Exercise goal :: Copy all lines holding the word "Media" from the entries.

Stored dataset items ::
BEGIN

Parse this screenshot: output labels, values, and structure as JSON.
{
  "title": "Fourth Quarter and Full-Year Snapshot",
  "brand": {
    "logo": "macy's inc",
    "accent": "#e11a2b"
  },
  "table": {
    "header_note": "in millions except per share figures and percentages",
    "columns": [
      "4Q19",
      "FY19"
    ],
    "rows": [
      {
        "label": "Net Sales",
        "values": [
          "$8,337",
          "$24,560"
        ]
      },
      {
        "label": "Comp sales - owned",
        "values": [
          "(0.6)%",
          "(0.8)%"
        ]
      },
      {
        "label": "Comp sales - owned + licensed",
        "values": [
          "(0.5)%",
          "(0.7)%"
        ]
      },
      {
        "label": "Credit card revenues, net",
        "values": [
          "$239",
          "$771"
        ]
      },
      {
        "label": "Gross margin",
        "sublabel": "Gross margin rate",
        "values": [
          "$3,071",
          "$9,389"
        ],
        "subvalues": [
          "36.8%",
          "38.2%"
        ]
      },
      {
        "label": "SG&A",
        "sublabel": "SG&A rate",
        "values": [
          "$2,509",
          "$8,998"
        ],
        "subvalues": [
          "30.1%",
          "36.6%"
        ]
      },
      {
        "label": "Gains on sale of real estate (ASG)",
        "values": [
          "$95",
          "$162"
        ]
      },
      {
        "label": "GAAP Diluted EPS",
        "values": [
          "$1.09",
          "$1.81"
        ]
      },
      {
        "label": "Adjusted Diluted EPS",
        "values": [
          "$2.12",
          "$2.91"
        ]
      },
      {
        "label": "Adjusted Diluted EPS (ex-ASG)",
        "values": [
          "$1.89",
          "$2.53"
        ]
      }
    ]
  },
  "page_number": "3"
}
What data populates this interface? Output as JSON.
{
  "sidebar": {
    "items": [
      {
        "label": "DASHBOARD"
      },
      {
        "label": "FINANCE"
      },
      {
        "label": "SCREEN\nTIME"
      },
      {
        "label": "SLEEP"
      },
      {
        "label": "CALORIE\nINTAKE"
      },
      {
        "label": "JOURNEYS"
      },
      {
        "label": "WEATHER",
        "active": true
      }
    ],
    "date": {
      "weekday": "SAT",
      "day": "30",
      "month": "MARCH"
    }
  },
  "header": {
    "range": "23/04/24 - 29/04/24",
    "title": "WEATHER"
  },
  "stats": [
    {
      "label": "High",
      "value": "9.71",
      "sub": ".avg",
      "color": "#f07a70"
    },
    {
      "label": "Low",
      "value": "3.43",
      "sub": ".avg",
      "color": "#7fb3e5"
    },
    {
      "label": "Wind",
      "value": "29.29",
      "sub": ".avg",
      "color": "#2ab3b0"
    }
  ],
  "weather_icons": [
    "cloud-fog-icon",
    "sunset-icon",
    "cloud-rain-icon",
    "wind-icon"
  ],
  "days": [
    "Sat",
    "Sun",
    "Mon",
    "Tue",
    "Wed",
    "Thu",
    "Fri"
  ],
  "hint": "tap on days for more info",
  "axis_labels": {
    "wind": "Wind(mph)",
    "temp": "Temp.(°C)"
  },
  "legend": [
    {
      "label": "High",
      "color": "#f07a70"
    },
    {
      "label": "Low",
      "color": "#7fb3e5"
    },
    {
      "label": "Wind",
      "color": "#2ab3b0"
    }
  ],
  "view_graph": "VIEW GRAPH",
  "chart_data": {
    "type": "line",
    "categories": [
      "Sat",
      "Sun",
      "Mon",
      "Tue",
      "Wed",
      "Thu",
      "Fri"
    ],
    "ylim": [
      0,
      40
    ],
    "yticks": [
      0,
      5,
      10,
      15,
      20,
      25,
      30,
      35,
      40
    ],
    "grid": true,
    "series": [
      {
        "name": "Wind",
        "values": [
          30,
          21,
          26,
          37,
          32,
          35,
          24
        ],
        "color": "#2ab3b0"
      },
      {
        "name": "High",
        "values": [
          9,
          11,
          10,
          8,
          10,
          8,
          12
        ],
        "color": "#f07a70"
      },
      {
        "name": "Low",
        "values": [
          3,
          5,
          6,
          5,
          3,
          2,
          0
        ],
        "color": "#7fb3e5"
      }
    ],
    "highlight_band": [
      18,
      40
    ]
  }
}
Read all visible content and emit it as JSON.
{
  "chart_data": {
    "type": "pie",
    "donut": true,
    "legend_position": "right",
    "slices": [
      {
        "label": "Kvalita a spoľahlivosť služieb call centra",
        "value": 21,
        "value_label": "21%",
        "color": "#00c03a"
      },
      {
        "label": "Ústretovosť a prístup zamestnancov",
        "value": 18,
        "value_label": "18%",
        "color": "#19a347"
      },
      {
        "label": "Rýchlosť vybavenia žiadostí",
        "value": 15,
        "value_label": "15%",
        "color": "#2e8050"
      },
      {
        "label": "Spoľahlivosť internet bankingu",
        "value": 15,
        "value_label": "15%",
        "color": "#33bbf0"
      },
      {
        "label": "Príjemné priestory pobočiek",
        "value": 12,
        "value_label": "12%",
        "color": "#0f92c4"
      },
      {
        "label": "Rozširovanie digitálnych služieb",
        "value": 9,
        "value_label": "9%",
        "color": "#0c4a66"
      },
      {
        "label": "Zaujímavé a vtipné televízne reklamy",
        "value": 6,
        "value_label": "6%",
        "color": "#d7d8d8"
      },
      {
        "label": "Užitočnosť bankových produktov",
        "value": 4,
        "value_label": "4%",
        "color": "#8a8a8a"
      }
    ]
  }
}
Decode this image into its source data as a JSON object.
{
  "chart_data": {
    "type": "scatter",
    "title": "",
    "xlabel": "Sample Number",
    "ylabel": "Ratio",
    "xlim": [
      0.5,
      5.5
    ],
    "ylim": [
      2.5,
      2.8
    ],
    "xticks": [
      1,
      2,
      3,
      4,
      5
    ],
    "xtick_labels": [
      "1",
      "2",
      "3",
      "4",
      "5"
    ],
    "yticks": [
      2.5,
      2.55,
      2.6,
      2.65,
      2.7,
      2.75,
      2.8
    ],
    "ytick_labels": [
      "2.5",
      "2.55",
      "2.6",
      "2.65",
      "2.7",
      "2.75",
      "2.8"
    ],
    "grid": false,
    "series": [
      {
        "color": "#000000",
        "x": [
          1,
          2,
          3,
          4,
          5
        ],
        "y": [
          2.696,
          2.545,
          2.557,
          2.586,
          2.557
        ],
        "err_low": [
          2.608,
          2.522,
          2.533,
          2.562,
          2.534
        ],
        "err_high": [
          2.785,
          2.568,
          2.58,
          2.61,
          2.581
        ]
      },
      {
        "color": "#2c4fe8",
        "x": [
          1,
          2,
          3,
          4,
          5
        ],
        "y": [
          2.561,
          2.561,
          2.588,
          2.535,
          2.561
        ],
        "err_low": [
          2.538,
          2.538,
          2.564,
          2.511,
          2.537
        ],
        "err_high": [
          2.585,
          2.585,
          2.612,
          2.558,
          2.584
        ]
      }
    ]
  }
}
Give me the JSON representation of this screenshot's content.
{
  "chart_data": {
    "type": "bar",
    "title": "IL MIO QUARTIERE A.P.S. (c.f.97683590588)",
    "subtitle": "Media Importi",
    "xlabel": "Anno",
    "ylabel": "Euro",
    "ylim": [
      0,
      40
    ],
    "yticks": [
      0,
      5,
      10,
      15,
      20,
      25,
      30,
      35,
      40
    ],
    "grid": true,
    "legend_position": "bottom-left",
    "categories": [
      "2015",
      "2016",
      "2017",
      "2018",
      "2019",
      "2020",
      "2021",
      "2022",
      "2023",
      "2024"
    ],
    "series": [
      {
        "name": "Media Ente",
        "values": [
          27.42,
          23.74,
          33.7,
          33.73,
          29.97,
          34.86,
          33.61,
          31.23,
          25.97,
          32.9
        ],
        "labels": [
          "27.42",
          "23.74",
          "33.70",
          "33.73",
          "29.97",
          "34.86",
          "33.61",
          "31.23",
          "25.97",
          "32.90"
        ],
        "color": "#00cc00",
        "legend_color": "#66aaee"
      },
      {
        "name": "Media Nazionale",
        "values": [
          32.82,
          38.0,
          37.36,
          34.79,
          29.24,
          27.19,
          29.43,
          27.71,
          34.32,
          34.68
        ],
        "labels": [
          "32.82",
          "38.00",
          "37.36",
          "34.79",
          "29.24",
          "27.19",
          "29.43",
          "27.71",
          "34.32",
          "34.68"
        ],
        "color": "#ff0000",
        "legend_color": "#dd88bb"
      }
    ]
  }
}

END

Correct output ::
    "subtitle": "Media Importi",
        "name": "Media Ente",
        "name": "Media Nazionale",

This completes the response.